▶ **Task**
Report every line of the material below that contains the string "bounding", copying each such line in full. Case matters, so count only matches with the same capitalization.

Extracted data entries
— START —
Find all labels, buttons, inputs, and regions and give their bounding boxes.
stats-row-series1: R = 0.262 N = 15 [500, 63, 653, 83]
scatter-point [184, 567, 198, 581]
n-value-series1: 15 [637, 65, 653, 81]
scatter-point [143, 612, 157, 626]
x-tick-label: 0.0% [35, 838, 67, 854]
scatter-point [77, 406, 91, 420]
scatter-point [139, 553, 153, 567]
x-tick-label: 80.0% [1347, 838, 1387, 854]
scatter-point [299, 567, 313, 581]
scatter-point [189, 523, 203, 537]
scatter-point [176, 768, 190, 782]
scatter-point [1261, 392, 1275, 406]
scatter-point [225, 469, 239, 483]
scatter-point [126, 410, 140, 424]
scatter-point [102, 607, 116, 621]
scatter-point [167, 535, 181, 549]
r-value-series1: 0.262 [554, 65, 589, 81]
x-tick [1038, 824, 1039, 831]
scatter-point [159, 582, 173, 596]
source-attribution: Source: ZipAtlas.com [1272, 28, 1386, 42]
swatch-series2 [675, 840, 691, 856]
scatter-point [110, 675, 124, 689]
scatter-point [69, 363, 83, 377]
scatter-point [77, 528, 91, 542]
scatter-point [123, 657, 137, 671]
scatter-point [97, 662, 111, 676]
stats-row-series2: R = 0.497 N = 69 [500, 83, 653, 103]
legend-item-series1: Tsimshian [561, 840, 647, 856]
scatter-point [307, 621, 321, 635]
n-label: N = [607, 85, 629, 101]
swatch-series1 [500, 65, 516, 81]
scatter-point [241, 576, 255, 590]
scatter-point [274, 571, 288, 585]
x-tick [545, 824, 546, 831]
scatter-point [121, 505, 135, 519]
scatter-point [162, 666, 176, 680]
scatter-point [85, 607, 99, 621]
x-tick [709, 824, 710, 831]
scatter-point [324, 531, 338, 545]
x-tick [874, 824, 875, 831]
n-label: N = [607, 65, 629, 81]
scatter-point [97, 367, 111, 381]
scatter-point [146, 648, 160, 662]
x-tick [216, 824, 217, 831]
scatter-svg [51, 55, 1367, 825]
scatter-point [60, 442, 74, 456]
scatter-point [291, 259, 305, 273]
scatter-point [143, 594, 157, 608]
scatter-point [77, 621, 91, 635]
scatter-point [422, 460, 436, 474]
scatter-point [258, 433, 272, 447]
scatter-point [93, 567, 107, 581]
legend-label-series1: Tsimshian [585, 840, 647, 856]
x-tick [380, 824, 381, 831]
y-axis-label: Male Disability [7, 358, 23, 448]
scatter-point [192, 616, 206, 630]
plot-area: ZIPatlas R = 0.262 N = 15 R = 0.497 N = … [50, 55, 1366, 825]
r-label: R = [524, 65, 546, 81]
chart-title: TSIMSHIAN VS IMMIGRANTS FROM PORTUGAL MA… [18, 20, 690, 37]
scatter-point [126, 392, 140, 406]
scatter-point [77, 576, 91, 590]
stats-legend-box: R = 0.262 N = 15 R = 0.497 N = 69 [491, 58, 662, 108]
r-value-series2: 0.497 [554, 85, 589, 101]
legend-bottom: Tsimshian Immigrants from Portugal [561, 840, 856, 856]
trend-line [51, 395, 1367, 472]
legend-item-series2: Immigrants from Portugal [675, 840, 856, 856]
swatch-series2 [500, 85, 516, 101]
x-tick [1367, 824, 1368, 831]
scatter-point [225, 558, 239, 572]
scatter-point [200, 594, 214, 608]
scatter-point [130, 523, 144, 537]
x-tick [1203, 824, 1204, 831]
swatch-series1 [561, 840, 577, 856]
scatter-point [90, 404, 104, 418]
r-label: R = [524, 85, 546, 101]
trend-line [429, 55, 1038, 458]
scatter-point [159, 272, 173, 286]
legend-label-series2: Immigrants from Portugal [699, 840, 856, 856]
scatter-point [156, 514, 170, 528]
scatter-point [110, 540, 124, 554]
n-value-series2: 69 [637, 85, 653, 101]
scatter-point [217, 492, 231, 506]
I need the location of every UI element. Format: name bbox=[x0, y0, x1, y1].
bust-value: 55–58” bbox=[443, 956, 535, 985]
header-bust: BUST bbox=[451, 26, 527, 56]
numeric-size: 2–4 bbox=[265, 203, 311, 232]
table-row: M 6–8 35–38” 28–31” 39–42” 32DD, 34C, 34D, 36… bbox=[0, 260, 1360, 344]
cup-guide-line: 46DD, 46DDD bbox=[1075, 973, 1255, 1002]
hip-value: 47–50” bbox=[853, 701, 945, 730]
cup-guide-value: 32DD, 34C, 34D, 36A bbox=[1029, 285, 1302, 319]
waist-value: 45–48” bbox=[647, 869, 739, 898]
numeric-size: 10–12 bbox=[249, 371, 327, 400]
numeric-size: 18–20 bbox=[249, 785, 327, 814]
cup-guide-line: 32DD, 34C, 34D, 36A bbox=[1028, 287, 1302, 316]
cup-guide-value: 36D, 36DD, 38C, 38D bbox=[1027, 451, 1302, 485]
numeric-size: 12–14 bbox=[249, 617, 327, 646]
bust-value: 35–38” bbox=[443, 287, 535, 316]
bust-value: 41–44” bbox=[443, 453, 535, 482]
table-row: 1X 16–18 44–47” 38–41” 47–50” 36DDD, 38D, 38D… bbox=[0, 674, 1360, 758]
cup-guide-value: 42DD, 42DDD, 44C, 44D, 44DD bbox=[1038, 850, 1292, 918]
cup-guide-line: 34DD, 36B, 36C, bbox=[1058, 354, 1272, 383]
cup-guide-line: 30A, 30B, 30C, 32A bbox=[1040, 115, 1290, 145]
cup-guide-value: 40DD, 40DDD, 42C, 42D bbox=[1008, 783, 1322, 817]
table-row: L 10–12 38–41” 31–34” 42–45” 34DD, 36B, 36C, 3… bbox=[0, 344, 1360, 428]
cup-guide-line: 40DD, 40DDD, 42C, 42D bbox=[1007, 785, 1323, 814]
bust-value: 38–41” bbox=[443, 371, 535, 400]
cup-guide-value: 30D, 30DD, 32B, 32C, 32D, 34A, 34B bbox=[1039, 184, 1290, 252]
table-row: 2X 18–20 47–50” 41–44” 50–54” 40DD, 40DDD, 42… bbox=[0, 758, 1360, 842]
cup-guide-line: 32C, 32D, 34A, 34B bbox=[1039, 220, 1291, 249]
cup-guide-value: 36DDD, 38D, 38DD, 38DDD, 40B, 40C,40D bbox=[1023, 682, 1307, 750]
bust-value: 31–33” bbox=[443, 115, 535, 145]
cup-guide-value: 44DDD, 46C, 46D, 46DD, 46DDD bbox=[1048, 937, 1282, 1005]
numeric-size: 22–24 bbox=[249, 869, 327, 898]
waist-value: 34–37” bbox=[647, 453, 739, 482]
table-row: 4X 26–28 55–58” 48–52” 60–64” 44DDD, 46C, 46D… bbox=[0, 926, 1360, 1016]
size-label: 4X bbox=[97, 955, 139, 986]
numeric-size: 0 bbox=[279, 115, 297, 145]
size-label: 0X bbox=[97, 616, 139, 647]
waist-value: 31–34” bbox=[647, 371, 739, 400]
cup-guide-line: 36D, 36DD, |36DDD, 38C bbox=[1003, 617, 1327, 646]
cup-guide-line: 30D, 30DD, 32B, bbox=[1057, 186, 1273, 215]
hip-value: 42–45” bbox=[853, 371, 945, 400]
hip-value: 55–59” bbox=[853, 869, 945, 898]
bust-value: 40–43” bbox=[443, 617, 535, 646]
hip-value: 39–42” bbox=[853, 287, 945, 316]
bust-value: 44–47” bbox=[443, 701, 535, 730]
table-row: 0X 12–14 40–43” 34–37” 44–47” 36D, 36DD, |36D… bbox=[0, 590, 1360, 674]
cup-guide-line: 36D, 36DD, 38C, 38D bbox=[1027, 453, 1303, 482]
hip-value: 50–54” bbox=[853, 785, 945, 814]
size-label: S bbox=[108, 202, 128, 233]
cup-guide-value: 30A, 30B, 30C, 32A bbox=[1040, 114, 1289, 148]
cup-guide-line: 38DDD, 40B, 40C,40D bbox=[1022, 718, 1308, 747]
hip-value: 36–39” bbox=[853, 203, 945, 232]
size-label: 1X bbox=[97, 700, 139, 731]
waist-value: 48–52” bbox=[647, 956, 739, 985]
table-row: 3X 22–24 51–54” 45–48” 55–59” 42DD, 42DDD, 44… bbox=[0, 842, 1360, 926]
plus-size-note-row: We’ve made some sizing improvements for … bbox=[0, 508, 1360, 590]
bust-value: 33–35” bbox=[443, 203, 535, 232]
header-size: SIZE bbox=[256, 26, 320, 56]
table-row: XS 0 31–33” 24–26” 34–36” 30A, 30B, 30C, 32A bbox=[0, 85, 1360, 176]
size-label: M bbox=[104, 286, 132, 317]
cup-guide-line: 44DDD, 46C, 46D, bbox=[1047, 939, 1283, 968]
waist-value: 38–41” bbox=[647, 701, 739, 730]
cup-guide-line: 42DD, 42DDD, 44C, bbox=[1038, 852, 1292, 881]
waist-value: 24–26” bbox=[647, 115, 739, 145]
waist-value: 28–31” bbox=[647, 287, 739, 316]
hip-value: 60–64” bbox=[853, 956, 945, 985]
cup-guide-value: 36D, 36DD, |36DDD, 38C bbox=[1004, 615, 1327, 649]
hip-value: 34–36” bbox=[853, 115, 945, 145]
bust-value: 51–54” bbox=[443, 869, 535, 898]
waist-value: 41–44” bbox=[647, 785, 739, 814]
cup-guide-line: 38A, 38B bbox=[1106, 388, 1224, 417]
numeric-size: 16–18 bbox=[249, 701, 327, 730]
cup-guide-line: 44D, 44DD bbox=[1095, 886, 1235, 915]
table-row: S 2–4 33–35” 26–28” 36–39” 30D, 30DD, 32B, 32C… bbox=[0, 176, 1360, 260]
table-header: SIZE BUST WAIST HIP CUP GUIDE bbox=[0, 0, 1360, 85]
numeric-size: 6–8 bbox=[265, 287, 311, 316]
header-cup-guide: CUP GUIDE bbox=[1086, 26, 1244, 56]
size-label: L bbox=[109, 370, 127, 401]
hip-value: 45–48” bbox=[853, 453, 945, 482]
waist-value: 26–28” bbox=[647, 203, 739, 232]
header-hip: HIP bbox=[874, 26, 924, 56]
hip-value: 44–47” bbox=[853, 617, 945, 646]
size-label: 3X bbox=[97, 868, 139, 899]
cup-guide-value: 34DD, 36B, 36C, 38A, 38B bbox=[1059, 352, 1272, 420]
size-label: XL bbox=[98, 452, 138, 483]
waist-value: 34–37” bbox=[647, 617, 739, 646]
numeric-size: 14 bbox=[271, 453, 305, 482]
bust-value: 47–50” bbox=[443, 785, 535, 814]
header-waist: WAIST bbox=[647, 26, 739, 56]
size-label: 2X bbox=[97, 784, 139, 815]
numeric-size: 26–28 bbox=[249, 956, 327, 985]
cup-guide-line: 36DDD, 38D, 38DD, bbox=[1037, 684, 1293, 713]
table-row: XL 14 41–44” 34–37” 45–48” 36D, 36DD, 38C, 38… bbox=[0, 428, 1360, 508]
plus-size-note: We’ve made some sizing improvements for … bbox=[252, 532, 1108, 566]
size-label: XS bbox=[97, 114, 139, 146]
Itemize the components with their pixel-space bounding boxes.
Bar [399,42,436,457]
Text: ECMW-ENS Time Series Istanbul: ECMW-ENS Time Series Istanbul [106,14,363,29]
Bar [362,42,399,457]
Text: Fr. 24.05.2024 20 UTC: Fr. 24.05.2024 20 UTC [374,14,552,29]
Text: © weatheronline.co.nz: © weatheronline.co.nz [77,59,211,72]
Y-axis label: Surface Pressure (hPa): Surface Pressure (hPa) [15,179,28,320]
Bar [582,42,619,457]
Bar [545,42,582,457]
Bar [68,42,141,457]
— END —
▶ **Written solution**
Find all labels, buttons, inputs, and regions and give their bounding boxes.
Itemize the components with their pixel-space bounding boxes.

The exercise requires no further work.